■ **The problem**:
Set down all of the entries word for word, omitting the images they contain.

■ **Data in this exercise**:
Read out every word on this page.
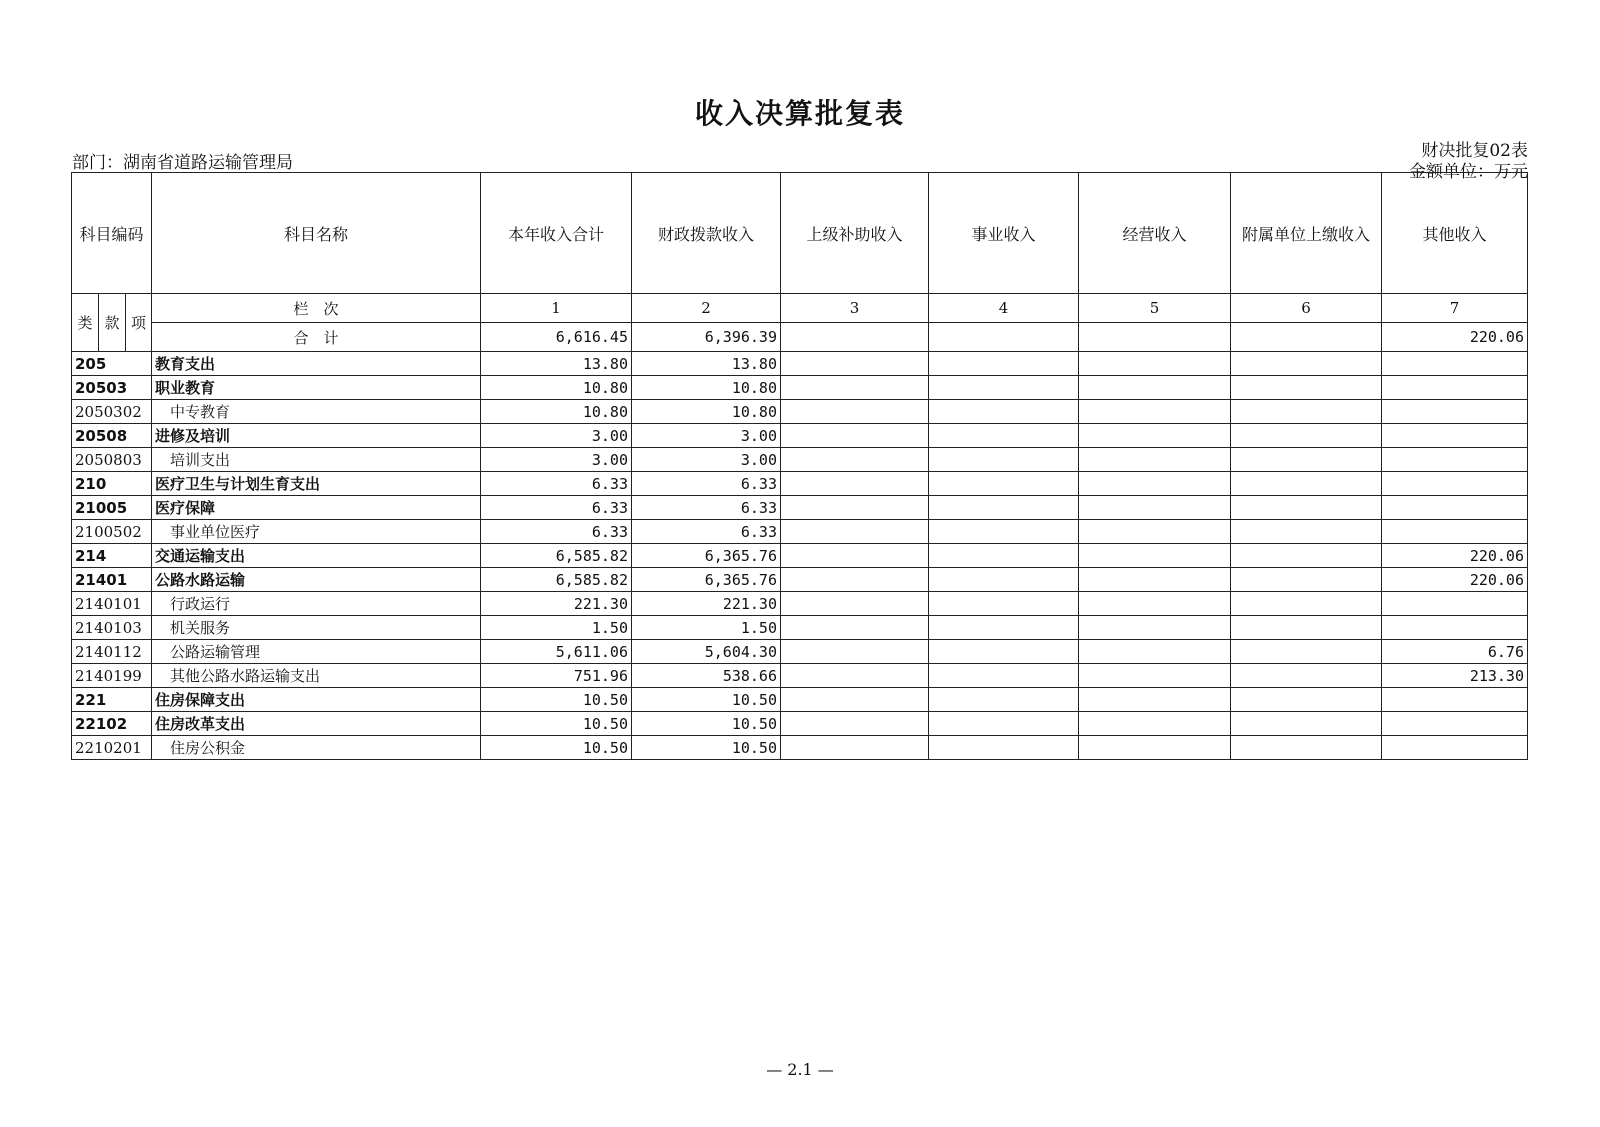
收入决算批复表
部门：湖南省道路运输管理局
财决批复02表
金额单位：万元
科目编码			科目名称	本年收入合计	财政拨款收入	上级补助收入	事业收入	经营收入	附属单位上缴收入	其他收入
类	款	项	栏　次	1	2	3	4	5	6	7
			合　计	6,616.45	6,396.39					220.06
205			教育支出	13.80	13.80					
20503			职业教育	10.80	10.80					
2050302			中专教育	10.80	10.80					
20508			进修及培训	3.00	3.00					
2050803			培训支出	3.00	3.00					
210			医疗卫生与计划生育支出	6.33	6.33					
21005			医疗保障	6.33	6.33					
2100502			事业单位医疗	6.33	6.33					
214			交通运输支出	6,585.82	6,365.76					220.06
21401			公路水路运输	6,585.82	6,365.76					220.06
2140101			行政运行	221.30	221.30					
2140103			机关服务	1.50	1.50					
2140112			公路运输管理	5,611.06	5,604.30					6.76
2140199			其他公路水路运输支出	751.96	538.66					213.30
221			住房保障支出	10.50	10.50					
22102			住房改革支出	10.50	10.50					
2210201			住房公积金	10.50	10.50					
— 2.1 —
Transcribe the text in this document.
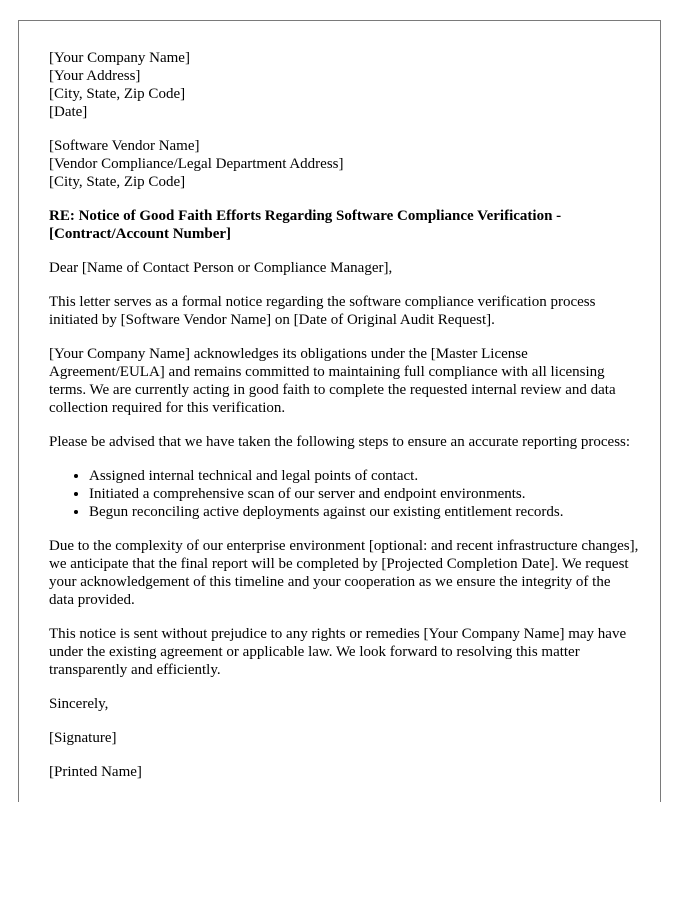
[Your Company Name]
[Your Address]
[City, State, Zip Code]
[Date]
[Software Vendor Name]
[Vendor Compliance/Legal Department Address]
[City, State, Zip Code]
RE: Notice of Good Faith Efforts Regarding Software Compliance Verification -
[Contract/Account Number]

Dear [Name of Contact Person or Compliance Manager],

This letter serves as a formal notice regarding the software compliance verification process initiated by [Software Vendor Name] on [Date of Original Audit Request].

[Your Company Name] acknowledges its obligations under the [Master License Agreement/EULA] and remains committed to maintaining full compliance with all licensing terms. We are currently acting in good faith to complete the requested internal review and data collection required for this verification.

Please be advised that we have taken the following steps to ensure an accurate reporting process:

• Assigned internal technical and legal points of contact.
• Initiated a comprehensive scan of our server and endpoint environments.
• Begun reconciling active deployments against our existing entitlement records.

Due to the complexity of our enterprise environment [optional: and recent infrastructure changes], we anticipate that the final report will be completed by [Projected Completion Date]. We request your acknowledgement of this timeline and your cooperation as we ensure the integrity of the data provided.

This notice is sent without prejudice to any rights or remedies [Your Company Name] may have under the existing agreement or applicable law. We look forward to resolving this matter transparently and efficiently.

Sincerely,

[Signature]

[Printed Name]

■ **Output for this task**:
Read out every word on this page.
收入决算批复表
部门：湖南省道路运输管理局
财决批复02表
金额单位：万元
科目编码			科目名称	本年收入合计	财政拨款收入	上级补助收入	事业收入	经营收入	附属单位上缴收入	其他收入
类	款	项	栏　次	1	2	3	4	5	6	7
			合　计	6,616.45	6,396.39					220.06
205			教育支出	13.80	13.80					
20503			职业教育	10.80	10.80					
2050302			中专教育	10.80	10.80					
20508			进修及培训	3.00	3.00					
2050803			培训支出	3.00	3.00					
210			医疗卫生与计划生育支出	6.33	6.33					
21005			医疗保障	6.33	6.33					
2100502			事业单位医疗	6.33	6.33					
214			交通运输支出	6,585.82	6,365.76					220.06
21401			公路水路运输	6,585.82	6,365.76					220.06
2140101			行政运行	221.30	221.30					
2140103			机关服务	1.50	1.50					
2140112			公路运输管理	5,611.06	5,604.30					6.76
2140199			其他公路水路运输支出	751.96	538.66					213.30
221			住房保障支出	10.50	10.50					
22102			住房改革支出	10.50	10.50					
2210201			住房公积金	10.50	10.50					
— 2.1 —
Transcribe the text in this document.
[Your Company Name]
[Your Address]
[City, State, Zip Code]
[Date]
[Software Vendor Name]
[Vendor Compliance/Legal Department Address]
[City, State, Zip Code]
RE: Notice of Good Faith Efforts Regarding Software Compliance Verification -
[Contract/Account Number]

Dear [Name of Contact Person or Compliance Manager],

This letter serves as a formal notice regarding the software compliance verification process initiated by [Software Vendor Name] on [Date of Original Audit Request].

[Your Company Name] acknowledges its obligations under the [Master License Agreement/EULA] and remains committed to maintaining full compliance with all licensing terms. We are currently acting in good faith to complete the requested internal review and data collection required for this verification.

Please be advised that we have taken the following steps to ensure an accurate reporting process:

• Assigned internal technical and legal points of contact.
• Initiated a comprehensive scan of our server and endpoint environments.
• Begun reconciling active deployments against our existing entitlement records.

Due to the complexity of our enterprise environment [optional: and recent infrastructure changes], we anticipate that the final report will be completed by [Projected Completion Date]. We request your acknowledgement of this timeline and your cooperation as we ensure the integrity of the data provided.

This notice is sent without prejudice to any rights or remedies [Your Company Name] may have under the existing agreement or applicable law. We look forward to resolving this matter transparently and efficiently.

Sincerely,

[Signature]

[Printed Name]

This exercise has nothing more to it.